◆ Dataset rows
________________________
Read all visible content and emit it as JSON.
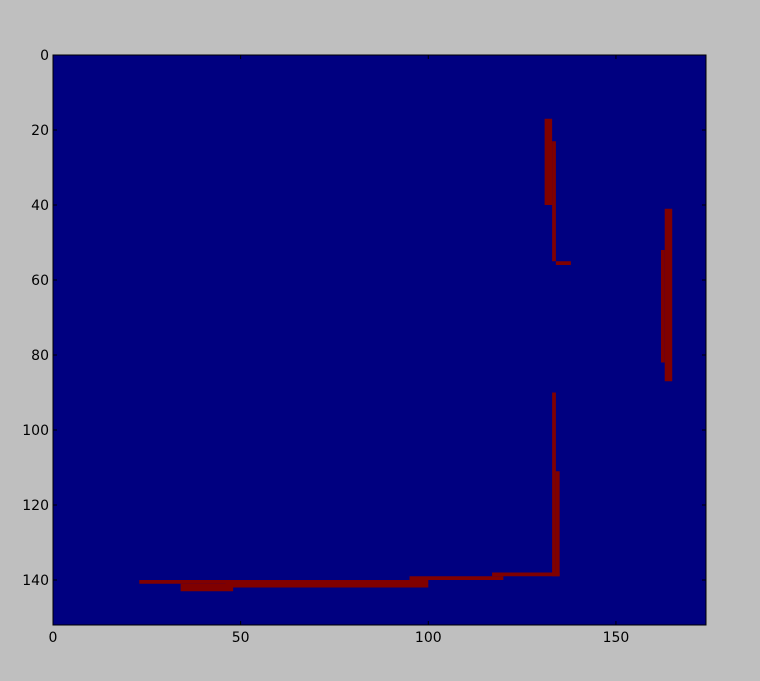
{
  "chart_data": {
    "type": "heatmap",
    "title": "",
    "xlabel": "",
    "ylabel": "",
    "xlim": [
      0,
      174
    ],
    "ylim": [
      152,
      0
    ],
    "x_ticks": [
      "0",
      "50",
      "100",
      "150"
    ],
    "y_ticks": [
      "0",
      "20",
      "40",
      "60",
      "80",
      "100",
      "120",
      "140"
    ],
    "colors": {
      "background": "#000080",
      "foreground": "#800000",
      "figure_bg": "#bfbfbf"
    },
    "segments": [
      {
        "name": "top-vertical-wall",
        "x": [
          133,
          134
        ],
        "y": [
          23,
          55
        ]
      },
      {
        "name": "top-vertical-wall-fragment",
        "x": [
          131,
          133
        ],
        "y": [
          17,
          40
        ]
      },
      {
        "name": "top-small-foot",
        "x": [
          134,
          138
        ],
        "y": [
          55,
          56
        ]
      },
      {
        "name": "right-vertical-wall",
        "x": [
          163,
          165
        ],
        "y": [
          41,
          87
        ]
      },
      {
        "name": "right-vertical-notch",
        "x": [
          162,
          163
        ],
        "y": [
          52,
          82
        ]
      },
      {
        "name": "middle-vertical-wall",
        "x": [
          133,
          134
        ],
        "y": [
          90,
          139
        ]
      },
      {
        "name": "middle-vertical-thick",
        "x": [
          134,
          135
        ],
        "y": [
          111,
          139
        ]
      },
      {
        "name": "bottom-horizontal-wall-left",
        "x": [
          23,
          70
        ],
        "y": [
          140,
          141
        ]
      },
      {
        "name": "bottom-horizontal-wall-left-lower",
        "x": [
          34,
          48
        ],
        "y": [
          141,
          143
        ]
      },
      {
        "name": "bottom-horizontal-wall-mid",
        "x": [
          46,
          100
        ],
        "y": [
          140,
          142
        ]
      },
      {
        "name": "bottom-horizontal-wall-right",
        "x": [
          95,
          120
        ],
        "y": [
          139,
          140
        ]
      },
      {
        "name": "bottom-horizontal-wall-end",
        "x": [
          117,
          135
        ],
        "y": [
          138,
          139
        ]
      }
    ]
  }
}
________________________
The records above are to be quoted exactly, with all pictures left out.

Read all visible content and emit it as JSON.
{
  "chart_data": {
    "type": "heatmap",
    "title": "",
    "xlabel": "",
    "ylabel": "",
    "xlim": [
      0,
      174
    ],
    "ylim": [
      152,
      0
    ],
    "x_ticks": [
      "0",
      "50",
      "100",
      "150"
    ],
    "y_ticks": [
      "0",
      "20",
      "40",
      "60",
      "80",
      "100",
      "120",
      "140"
    ],
    "colors": {
      "background": "#000080",
      "foreground": "#800000",
      "figure_bg": "#bfbfbf"
    },
    "segments": [
      {
        "name": "top-vertical-wall",
        "x": [
          133,
          134
        ],
        "y": [
          23,
          55
        ]
      },
      {
        "name": "top-vertical-wall-fragment",
        "x": [
          131,
          133
        ],
        "y": [
          17,
          40
        ]
      },
      {
        "name": "top-small-foot",
        "x": [
          134,
          138
        ],
        "y": [
          55,
          56
        ]
      },
      {
        "name": "right-vertical-wall",
        "x": [
          163,
          165
        ],
        "y": [
          41,
          87
        ]
      },
      {
        "name": "right-vertical-notch",
        "x": [
          162,
          163
        ],
        "y": [
          52,
          82
        ]
      },
      {
        "name": "middle-vertical-wall",
        "x": [
          133,
          134
        ],
        "y": [
          90,
          139
        ]
      },
      {
        "name": "middle-vertical-thick",
        "x": [
          134,
          135
        ],
        "y": [
          111,
          139
        ]
      },
      {
        "name": "bottom-horizontal-wall-left",
        "x": [
          23,
          70
        ],
        "y": [
          140,
          141
        ]
      },
      {
        "name": "bottom-horizontal-wall-left-lower",
        "x": [
          34,
          48
        ],
        "y": [
          141,
          143
        ]
      },
      {
        "name": "bottom-horizontal-wall-mid",
        "x": [
          46,
          100
        ],
        "y": [
          140,
          142
        ]
      },
      {
        "name": "bottom-horizontal-wall-right",
        "x": [
          95,
          120
        ],
        "y": [
          139,
          140
        ]
      },
      {
        "name": "bottom-horizontal-wall-end",
        "x": [
          117,
          135
        ],
        "y": [
          138,
          139
        ]
      }
    ]
  }
}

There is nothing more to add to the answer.